**DATA SHOWN:**
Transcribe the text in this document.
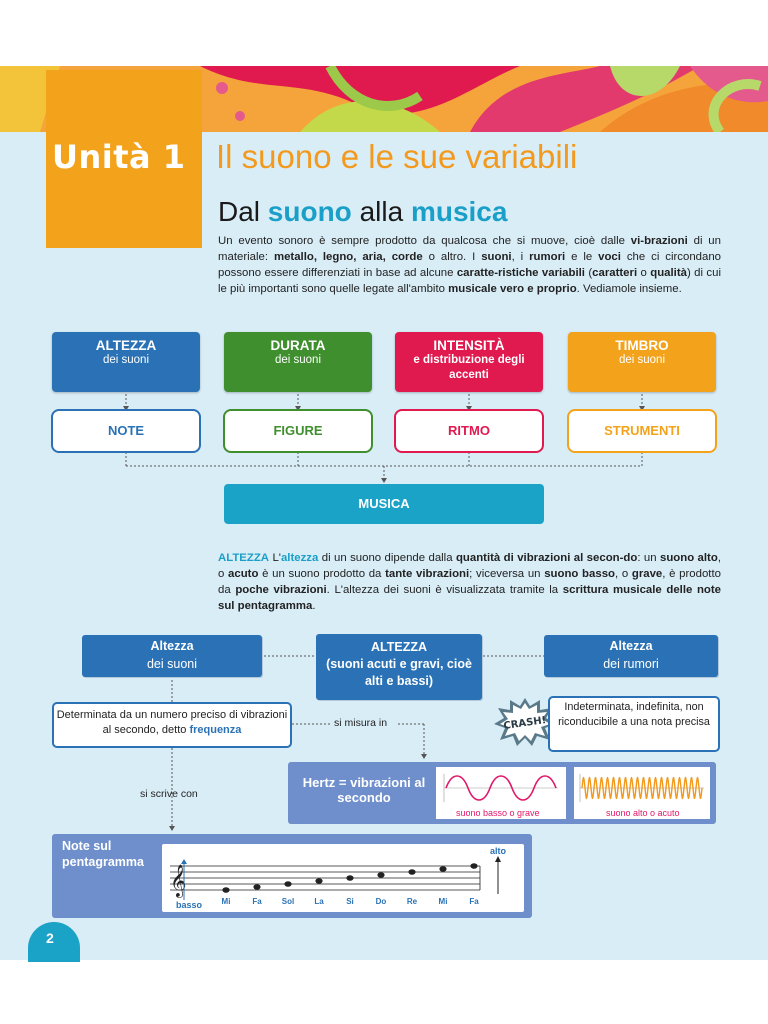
Unità 1 Il suono e le sue variabili
Dal suono alla musica
Un evento sonoro è sempre prodotto da qualcosa che si muove, cioè dalle vi-brazioni di un materiale: metallo, legno, aria, corde o altro. I suoni, i rumori e le voci che ci circondano possono essere differenziati in base ad alcune caratte-ristiche variabili (caratteri o qualità) di cui le più importanti sono quelle legate all'ambito musicale vero e proprio. Vediamole insieme.
ALTEZZA
dei suoni
DURATA
dei suoni
INTENSITÀ
e distribuzione degli accenti
TIMBRO
dei suoni
NOTE	FIGURE	RITMO	STRUMENTI
MUSICA
ALTEZZA L'altezza di un suono dipende dalla quantità di vibrazioni al secon-do: un suono alto, o acuto è un suono prodotto da tante vibrazioni; viceversa un suono basso, o grave, è prodotto da poche vibrazioni. L'altezza dei suoni è visualizzata tramite la scrittura musicale delle note sul pentagramma.
Altezza
dei suoni
ALTEZZA
(suoni acuti e gravi, cioè alti e bassi)
Altezza
dei rumori
Determinata da un numero preciso di vibrazioni al secondo, detto frequenza
si misura in	CRASH!
Indeterminata, indefinita, non riconducibile a una nota precisa
si scrive con
Hertz = vibrazioni al secondo
suono basso o grave	suono alto o acuto
Note sul pentagramma
𝄞
Mi	Fa	Sol	La	Si	Do	Re	Mi	Fa
alto
basso
2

**PROBLEM TO SOLVE:**
Transcribe the listing above verbatim. Omit the pictures.

**EXPECTED ANSWER:**
Transcribe the text in this document.
Unità 1 Il suono e le sue variabili
Dal suono alla musica
Un evento sonoro è sempre prodotto da qualcosa che si muove, cioè dalle vi-brazioni di un materiale: metallo, legno, aria, corde o altro. I suoni, i rumori e le voci che ci circondano possono essere differenziati in base ad alcune caratte-ristiche variabili (caratteri o qualità) di cui le più importanti sono quelle legate all'ambito musicale vero e proprio. Vediamole insieme.
ALTEZZA
dei suoni
DURATA
dei suoni
INTENSITÀ
e distribuzione degli accenti
TIMBRO
dei suoni
NOTE	FIGURE	RITMO	STRUMENTI
MUSICA
ALTEZZA L'altezza di un suono dipende dalla quantità di vibrazioni al secon-do: un suono alto, o acuto è un suono prodotto da tante vibrazioni; viceversa un suono basso, o grave, è prodotto da poche vibrazioni. L'altezza dei suoni è visualizzata tramite la scrittura musicale delle note sul pentagramma.
Altezza
dei suoni
ALTEZZA
(suoni acuti e gravi, cioè alti e bassi)
Altezza
dei rumori
Determinata da un numero preciso di vibrazioni al secondo, detto frequenza
si misura in	CRASH!
Indeterminata, indefinita, non riconducibile a una nota precisa
si scrive con
Hertz = vibrazioni al secondo
suono basso o grave	suono alto o acuto
Note sul pentagramma
𝄞
Mi	Fa	Sol	La	Si	Do	Re	Mi	Fa
alto
basso
2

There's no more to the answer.